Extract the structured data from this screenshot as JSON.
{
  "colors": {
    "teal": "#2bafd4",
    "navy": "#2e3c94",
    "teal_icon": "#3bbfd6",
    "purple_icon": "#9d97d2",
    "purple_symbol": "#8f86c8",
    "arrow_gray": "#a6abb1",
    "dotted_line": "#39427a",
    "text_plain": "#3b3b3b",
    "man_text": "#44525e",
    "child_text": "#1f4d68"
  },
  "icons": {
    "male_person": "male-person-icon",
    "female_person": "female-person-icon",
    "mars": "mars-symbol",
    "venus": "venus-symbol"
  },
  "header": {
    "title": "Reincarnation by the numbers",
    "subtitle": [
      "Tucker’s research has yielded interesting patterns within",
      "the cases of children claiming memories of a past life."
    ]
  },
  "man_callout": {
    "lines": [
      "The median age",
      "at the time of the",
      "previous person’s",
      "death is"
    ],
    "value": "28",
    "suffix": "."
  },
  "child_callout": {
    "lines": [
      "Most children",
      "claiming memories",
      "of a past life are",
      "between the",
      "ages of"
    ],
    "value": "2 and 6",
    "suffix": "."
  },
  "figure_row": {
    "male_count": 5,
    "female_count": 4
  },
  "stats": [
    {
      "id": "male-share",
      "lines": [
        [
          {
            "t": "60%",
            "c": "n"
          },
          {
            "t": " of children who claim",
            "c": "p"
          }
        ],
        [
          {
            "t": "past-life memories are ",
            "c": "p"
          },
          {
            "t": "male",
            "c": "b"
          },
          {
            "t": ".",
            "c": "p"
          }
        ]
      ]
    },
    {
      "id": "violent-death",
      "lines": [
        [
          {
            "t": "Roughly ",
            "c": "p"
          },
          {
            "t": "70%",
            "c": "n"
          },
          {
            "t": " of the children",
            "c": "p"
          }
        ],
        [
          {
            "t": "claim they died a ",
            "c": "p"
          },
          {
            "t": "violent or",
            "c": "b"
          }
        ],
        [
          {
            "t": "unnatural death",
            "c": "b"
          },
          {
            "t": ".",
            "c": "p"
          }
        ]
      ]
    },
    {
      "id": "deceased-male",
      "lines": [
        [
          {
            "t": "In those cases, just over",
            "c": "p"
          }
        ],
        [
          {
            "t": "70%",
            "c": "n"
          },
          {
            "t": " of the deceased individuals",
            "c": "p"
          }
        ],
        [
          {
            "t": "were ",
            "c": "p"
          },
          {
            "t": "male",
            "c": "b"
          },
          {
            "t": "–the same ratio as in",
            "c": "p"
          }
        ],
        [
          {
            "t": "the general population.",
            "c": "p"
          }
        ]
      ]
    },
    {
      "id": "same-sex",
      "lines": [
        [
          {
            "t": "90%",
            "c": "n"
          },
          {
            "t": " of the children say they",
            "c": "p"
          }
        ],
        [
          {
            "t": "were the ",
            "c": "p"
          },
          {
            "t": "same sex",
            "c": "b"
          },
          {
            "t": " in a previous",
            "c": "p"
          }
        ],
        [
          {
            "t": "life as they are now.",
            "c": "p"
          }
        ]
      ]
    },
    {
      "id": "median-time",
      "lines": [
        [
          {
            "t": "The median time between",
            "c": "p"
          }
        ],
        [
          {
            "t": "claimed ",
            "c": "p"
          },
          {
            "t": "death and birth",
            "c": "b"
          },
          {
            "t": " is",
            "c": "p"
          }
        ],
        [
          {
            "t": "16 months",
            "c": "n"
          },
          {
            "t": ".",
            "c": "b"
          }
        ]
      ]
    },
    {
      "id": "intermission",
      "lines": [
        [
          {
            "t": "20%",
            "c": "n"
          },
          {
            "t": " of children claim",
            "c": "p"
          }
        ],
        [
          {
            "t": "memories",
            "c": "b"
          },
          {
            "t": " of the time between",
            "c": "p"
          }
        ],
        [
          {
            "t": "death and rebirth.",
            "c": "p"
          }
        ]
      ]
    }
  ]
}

□ □ □ □

Please repeat all the records above exactly as they appear.

Extract the structured data from this screenshot as JSON.
{
  "colors": {
    "teal": "#2bafd4",
    "navy": "#2e3c94",
    "teal_icon": "#3bbfd6",
    "purple_icon": "#9d97d2",
    "purple_symbol": "#8f86c8",
    "arrow_gray": "#a6abb1",
    "dotted_line": "#39427a",
    "text_plain": "#3b3b3b",
    "man_text": "#44525e",
    "child_text": "#1f4d68"
  },
  "icons": {
    "male_person": "male-person-icon",
    "female_person": "female-person-icon",
    "mars": "mars-symbol",
    "venus": "venus-symbol"
  },
  "header": {
    "title": "Reincarnation by the numbers",
    "subtitle": [
      "Tucker’s research has yielded interesting patterns within",
      "the cases of children claiming memories of a past life."
    ]
  },
  "man_callout": {
    "lines": [
      "The median age",
      "at the time of the",
      "previous person’s",
      "death is"
    ],
    "value": "28",
    "suffix": "."
  },
  "child_callout": {
    "lines": [
      "Most children",
      "claiming memories",
      "of a past life are",
      "between the",
      "ages of"
    ],
    "value": "2 and 6",
    "suffix": "."
  },
  "figure_row": {
    "male_count": 5,
    "female_count": 4
  },
  "stats": [
    {
      "id": "male-share",
      "lines": [
        [
          {
            "t": "60%",
            "c": "n"
          },
          {
            "t": " of children who claim",
            "c": "p"
          }
        ],
        [
          {
            "t": "past-life memories are ",
            "c": "p"
          },
          {
            "t": "male",
            "c": "b"
          },
          {
            "t": ".",
            "c": "p"
          }
        ]
      ]
    },
    {
      "id": "violent-death",
      "lines": [
        [
          {
            "t": "Roughly ",
            "c": "p"
          },
          {
            "t": "70%",
            "c": "n"
          },
          {
            "t": " of the children",
            "c": "p"
          }
        ],
        [
          {
            "t": "claim they died a ",
            "c": "p"
          },
          {
            "t": "violent or",
            "c": "b"
          }
        ],
        [
          {
            "t": "unnatural death",
            "c": "b"
          },
          {
            "t": ".",
            "c": "p"
          }
        ]
      ]
    },
    {
      "id": "deceased-male",
      "lines": [
        [
          {
            "t": "In those cases, just over",
            "c": "p"
          }
        ],
        [
          {
            "t": "70%",
            "c": "n"
          },
          {
            "t": " of the deceased individuals",
            "c": "p"
          }
        ],
        [
          {
            "t": "were ",
            "c": "p"
          },
          {
            "t": "male",
            "c": "b"
          },
          {
            "t": "–the same ratio as in",
            "c": "p"
          }
        ],
        [
          {
            "t": "the general population.",
            "c": "p"
          }
        ]
      ]
    },
    {
      "id": "same-sex",
      "lines": [
        [
          {
            "t": "90%",
            "c": "n"
          },
          {
            "t": " of the children say they",
            "c": "p"
          }
        ],
        [
          {
            "t": "were the ",
            "c": "p"
          },
          {
            "t": "same sex",
            "c": "b"
          },
          {
            "t": " in a previous",
            "c": "p"
          }
        ],
        [
          {
            "t": "life as they are now.",
            "c": "p"
          }
        ]
      ]
    },
    {
      "id": "median-time",
      "lines": [
        [
          {
            "t": "The median time between",
            "c": "p"
          }
        ],
        [
          {
            "t": "claimed ",
            "c": "p"
          },
          {
            "t": "death and birth",
            "c": "b"
          },
          {
            "t": " is",
            "c": "p"
          }
        ],
        [
          {
            "t": "16 months",
            "c": "n"
          },
          {
            "t": ".",
            "c": "b"
          }
        ]
      ]
    },
    {
      "id": "intermission",
      "lines": [
        [
          {
            "t": "20%",
            "c": "n"
          },
          {
            "t": " of children claim",
            "c": "p"
          }
        ],
        [
          {
            "t": "memories",
            "c": "b"
          },
          {
            "t": " of the time between",
            "c": "p"
          }
        ],
        [
          {
            "t": "death and rebirth.",
            "c": "p"
          }
        ]
      ]
    }
  ]
}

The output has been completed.